■ STATED EXERCISE:
Exclude the pictures, then repeat the remaining data exactly.

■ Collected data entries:
— Start —

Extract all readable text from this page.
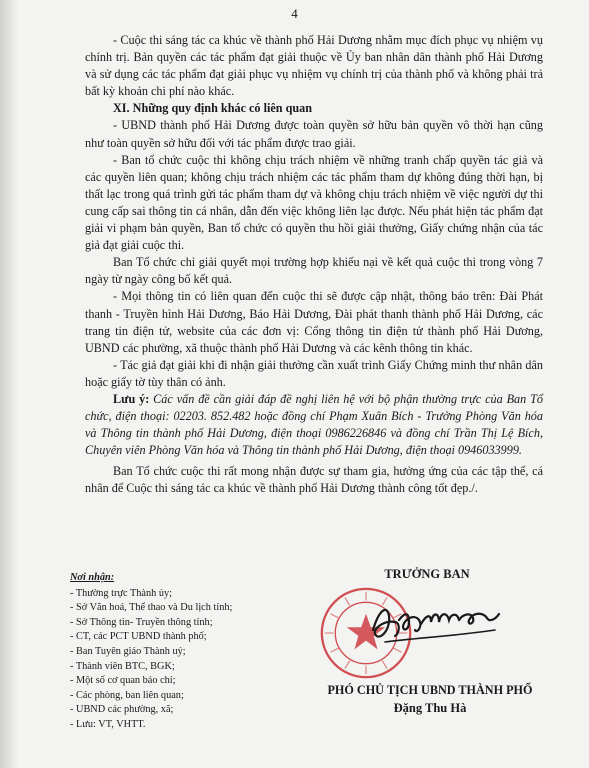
4

- Cuộc thi sáng tác ca khúc về thành phố Hải Dương nhằm mục đích phục vụ nhiệm vụ chính trị. Bản quyền các tác phẩm đạt giải thuộc về Ủy ban nhân dân thành phố Hải Dương và sử dụng các tác phẩm đạt giải phục vụ nhiệm vụ chính trị của thành phố và không phải trả bất kỳ khoản chi phí nào khác.

XI. Những quy định khác có liên quan

- UBND thành phố Hải Dương được toàn quyền sở hữu bản quyền vô thời hạn cũng như toàn quyền sở hữu đối với tác phẩm được trao giải.

- Ban tổ chức cuộc thi không chịu trách nhiệm về những tranh chấp quyền tác giả và các quyền liên quan; không chịu trách nhiệm các tác phẩm tham dự không đúng thời hạn, bị thất lạc trong quá trình gửi tác phẩm tham dự và không chịu trách nhiệm về việc người dự thi cung cấp sai thông tin cá nhân, dẫn đến việc không liên lạc được. Nếu phát hiện tác phẩm đạt giải vi phạm bản quyền, Ban tổ chức có quyền thu hồi giải thưởng, Giấy chứng nhận của tác giả đạt giải cuộc thi.

Ban Tổ chức chỉ giải quyết mọi trường hợp khiếu nại về kết quả cuộc thi trong vòng 7 ngày từ ngày công bố kết quả.

- Mọi thông tin có liên quan đến cuộc thi sẽ được cập nhật, thông báo trên: Đài Phát thanh - Truyền hình Hải Dương, Báo Hải Dương, Đài phát thanh thành phố Hải Dương, các trang tin điện tử, website của các đơn vị: Cổng thông tin điện tử thành phố Hải Dương, UBND các phường, xã thuộc thành phố Hải Dương và các kênh thông tin khác.

- Tác giả đạt giải khi đi nhận giải thưởng cần xuất trình Giấy Chứng minh thư nhân dân hoặc giấy tờ tùy thân có ảnh.

Lưu ý: Các vấn đề cần giải đáp đề nghị liên hệ với bộ phận thường trực của Ban Tổ chức, điện thoại: 02203. 852.482 hoặc đồng chí Phạm Xuân Bích - Trưởng Phòng Văn hóa và Thông tin thành phố Hải Dương, điện thoại 0986226846 và đồng chí Trần Thị Lệ Bích, Chuyên viên Phòng Văn hóa và Thông tin thành phố Hải Dương, điện thoại 0946033999.

Ban Tổ chức cuộc thi rất mong nhận được sự tham gia, hưởng ứng của các tập thể, cá nhân để Cuộc thi sáng tác ca khúc về thành phố Hải Dương thành công tốt đẹp./.

Nơi nhận:
- Thường trực Thành ủy;
- Sở Văn hoá, Thể thao và Du lịch tỉnh;
- Sở Thông tin- Truyền thông tỉnh;
- CT, các PCT UBND thành phố;
- Ban Tuyên giáo Thành uỷ;
- Thành viên BTC, BGK;
- Một số cơ quan báo chí;
- Các phòng, ban liên quan;
- UBND các phường, xã;
- Lưu: VT, VHTT.
TRƯỞNG BAN
PHÓ CHỦ TỊCH UBND THÀNH PHỐ
Đặng Thu Hà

— End —

■ WRITTEN SOLUTION:
Extract all readable text from this page.
4

- Cuộc thi sáng tác ca khúc về thành phố Hải Dương nhằm mục đích phục vụ nhiệm vụ chính trị. Bản quyền các tác phẩm đạt giải thuộc về Ủy ban nhân dân thành phố Hải Dương và sử dụng các tác phẩm đạt giải phục vụ nhiệm vụ chính trị của thành phố và không phải trả bất kỳ khoản chi phí nào khác.

XI. Những quy định khác có liên quan

- UBND thành phố Hải Dương được toàn quyền sở hữu bản quyền vô thời hạn cũng như toàn quyền sở hữu đối với tác phẩm được trao giải.

- Ban tổ chức cuộc thi không chịu trách nhiệm về những tranh chấp quyền tác giả và các quyền liên quan; không chịu trách nhiệm các tác phẩm tham dự không đúng thời hạn, bị thất lạc trong quá trình gửi tác phẩm tham dự và không chịu trách nhiệm về việc người dự thi cung cấp sai thông tin cá nhân, dẫn đến việc không liên lạc được. Nếu phát hiện tác phẩm đạt giải vi phạm bản quyền, Ban tổ chức có quyền thu hồi giải thưởng, Giấy chứng nhận của tác giả đạt giải cuộc thi.

Ban Tổ chức chỉ giải quyết mọi trường hợp khiếu nại về kết quả cuộc thi trong vòng 7 ngày từ ngày công bố kết quả.

- Mọi thông tin có liên quan đến cuộc thi sẽ được cập nhật, thông báo trên: Đài Phát thanh - Truyền hình Hải Dương, Báo Hải Dương, Đài phát thanh thành phố Hải Dương, các trang tin điện tử, website của các đơn vị: Cổng thông tin điện tử thành phố Hải Dương, UBND các phường, xã thuộc thành phố Hải Dương và các kênh thông tin khác.

- Tác giả đạt giải khi đi nhận giải thưởng cần xuất trình Giấy Chứng minh thư nhân dân hoặc giấy tờ tùy thân có ảnh.

Lưu ý: Các vấn đề cần giải đáp đề nghị liên hệ với bộ phận thường trực của Ban Tổ chức, điện thoại: 02203. 852.482 hoặc đồng chí Phạm Xuân Bích - Trưởng Phòng Văn hóa và Thông tin thành phố Hải Dương, điện thoại 0986226846 và đồng chí Trần Thị Lệ Bích, Chuyên viên Phòng Văn hóa và Thông tin thành phố Hải Dương, điện thoại 0946033999.

Ban Tổ chức cuộc thi rất mong nhận được sự tham gia, hưởng ứng của các tập thể, cá nhân để Cuộc thi sáng tác ca khúc về thành phố Hải Dương thành công tốt đẹp./.

Nơi nhận:
- Thường trực Thành ủy;
- Sở Văn hoá, Thể thao và Du lịch tỉnh;
- Sở Thông tin- Truyền thông tỉnh;
- CT, các PCT UBND thành phố;
- Ban Tuyên giáo Thành uỷ;
- Thành viên BTC, BGK;
- Một số cơ quan báo chí;
- Các phòng, ban liên quan;
- UBND các phường, xã;
- Lưu: VT, VHTT.
TRƯỞNG BAN
PHÓ CHỦ TỊCH UBND THÀNH PHỐ
Đặng Thu Hà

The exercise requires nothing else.